## Written request
How many lines of these entries include the string "this"? State the number alone.

## Records for processing

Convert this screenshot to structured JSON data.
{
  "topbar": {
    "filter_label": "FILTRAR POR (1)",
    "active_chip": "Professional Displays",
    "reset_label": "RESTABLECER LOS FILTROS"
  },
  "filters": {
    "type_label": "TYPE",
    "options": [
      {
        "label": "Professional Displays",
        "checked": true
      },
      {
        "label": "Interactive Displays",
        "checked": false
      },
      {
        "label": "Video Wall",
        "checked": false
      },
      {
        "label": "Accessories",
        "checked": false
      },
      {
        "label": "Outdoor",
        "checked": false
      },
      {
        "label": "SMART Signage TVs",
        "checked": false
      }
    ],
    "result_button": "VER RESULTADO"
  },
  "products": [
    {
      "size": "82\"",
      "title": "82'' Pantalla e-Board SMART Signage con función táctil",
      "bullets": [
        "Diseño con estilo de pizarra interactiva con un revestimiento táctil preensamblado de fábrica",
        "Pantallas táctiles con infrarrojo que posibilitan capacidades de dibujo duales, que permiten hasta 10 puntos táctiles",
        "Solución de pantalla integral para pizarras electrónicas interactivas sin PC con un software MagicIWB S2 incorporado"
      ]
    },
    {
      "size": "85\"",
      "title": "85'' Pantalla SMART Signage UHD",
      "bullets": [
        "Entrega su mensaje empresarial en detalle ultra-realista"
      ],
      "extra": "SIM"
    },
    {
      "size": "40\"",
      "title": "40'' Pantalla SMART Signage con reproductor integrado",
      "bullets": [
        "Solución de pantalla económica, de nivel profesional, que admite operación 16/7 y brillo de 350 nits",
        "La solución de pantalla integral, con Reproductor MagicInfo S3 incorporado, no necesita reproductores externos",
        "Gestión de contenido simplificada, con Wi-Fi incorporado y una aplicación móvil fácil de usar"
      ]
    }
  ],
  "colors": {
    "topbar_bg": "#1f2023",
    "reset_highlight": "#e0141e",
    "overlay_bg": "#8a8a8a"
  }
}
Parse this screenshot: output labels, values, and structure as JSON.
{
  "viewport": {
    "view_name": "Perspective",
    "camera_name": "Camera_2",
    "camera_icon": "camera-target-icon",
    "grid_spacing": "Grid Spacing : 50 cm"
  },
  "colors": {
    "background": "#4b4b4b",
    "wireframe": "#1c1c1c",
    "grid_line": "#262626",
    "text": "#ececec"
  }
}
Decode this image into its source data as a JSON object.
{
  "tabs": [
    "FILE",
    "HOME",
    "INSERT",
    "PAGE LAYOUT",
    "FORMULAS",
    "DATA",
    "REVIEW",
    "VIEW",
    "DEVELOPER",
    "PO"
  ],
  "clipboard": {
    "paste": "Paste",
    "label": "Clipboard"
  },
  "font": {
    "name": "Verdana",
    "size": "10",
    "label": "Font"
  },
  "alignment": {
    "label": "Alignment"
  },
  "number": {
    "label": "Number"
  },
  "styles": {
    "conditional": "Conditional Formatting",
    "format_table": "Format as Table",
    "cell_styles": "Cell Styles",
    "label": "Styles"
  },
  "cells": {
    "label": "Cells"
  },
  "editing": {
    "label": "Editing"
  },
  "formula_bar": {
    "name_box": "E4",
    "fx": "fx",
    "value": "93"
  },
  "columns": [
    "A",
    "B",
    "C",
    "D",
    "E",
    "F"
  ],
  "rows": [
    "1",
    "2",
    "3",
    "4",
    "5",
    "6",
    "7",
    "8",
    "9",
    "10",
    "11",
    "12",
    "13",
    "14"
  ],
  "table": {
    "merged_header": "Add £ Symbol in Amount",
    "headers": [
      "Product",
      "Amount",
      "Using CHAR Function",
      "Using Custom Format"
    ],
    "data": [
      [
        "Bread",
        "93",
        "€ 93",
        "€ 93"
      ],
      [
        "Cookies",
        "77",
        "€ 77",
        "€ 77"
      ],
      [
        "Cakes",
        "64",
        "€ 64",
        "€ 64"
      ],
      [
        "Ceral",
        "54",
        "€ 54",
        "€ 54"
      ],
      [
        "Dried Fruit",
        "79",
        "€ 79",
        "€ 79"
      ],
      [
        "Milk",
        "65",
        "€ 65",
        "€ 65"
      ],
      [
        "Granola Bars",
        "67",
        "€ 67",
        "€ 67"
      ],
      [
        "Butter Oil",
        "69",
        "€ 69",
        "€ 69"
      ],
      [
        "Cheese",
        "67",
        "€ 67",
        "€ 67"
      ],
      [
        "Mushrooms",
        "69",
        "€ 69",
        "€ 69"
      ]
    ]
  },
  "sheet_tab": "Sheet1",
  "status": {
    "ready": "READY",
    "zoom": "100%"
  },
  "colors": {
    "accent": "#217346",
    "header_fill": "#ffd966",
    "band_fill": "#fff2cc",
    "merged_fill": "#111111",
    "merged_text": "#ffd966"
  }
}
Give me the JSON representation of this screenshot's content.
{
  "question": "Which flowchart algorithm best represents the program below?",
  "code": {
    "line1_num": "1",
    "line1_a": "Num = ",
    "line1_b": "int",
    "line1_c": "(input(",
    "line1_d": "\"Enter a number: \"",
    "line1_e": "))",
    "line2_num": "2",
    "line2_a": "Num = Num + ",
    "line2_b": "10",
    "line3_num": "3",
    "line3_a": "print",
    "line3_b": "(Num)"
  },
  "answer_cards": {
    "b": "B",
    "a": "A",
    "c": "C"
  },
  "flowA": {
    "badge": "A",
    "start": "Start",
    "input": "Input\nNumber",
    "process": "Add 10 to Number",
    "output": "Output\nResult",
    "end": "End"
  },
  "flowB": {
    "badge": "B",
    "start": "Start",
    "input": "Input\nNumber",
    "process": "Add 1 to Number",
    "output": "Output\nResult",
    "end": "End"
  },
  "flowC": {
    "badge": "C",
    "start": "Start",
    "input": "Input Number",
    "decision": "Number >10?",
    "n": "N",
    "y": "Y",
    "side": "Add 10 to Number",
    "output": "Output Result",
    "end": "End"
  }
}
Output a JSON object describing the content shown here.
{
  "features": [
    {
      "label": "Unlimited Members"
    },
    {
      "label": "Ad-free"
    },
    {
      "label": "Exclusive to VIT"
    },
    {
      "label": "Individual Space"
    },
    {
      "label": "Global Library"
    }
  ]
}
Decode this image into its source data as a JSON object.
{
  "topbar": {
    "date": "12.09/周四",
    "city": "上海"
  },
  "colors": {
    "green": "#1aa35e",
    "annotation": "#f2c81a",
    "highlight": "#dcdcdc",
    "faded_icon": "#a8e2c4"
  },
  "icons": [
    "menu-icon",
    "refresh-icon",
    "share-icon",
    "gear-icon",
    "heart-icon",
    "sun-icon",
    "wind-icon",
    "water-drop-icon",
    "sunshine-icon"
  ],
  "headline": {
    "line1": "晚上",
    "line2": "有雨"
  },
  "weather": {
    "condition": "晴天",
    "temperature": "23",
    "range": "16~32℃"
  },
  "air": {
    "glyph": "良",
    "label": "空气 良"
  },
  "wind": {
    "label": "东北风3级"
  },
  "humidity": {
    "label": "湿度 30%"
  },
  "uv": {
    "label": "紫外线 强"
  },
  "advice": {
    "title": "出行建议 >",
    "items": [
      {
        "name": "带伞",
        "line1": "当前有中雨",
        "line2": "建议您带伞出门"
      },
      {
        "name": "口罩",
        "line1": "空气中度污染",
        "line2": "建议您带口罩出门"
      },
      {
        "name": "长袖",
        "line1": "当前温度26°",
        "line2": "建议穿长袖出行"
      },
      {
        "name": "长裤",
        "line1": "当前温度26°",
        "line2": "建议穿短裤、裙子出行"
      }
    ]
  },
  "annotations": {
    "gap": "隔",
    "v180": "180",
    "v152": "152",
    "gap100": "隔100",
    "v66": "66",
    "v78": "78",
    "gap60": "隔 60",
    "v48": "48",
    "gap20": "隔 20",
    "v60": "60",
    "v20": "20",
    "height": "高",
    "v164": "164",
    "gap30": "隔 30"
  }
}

## Finished exercise
5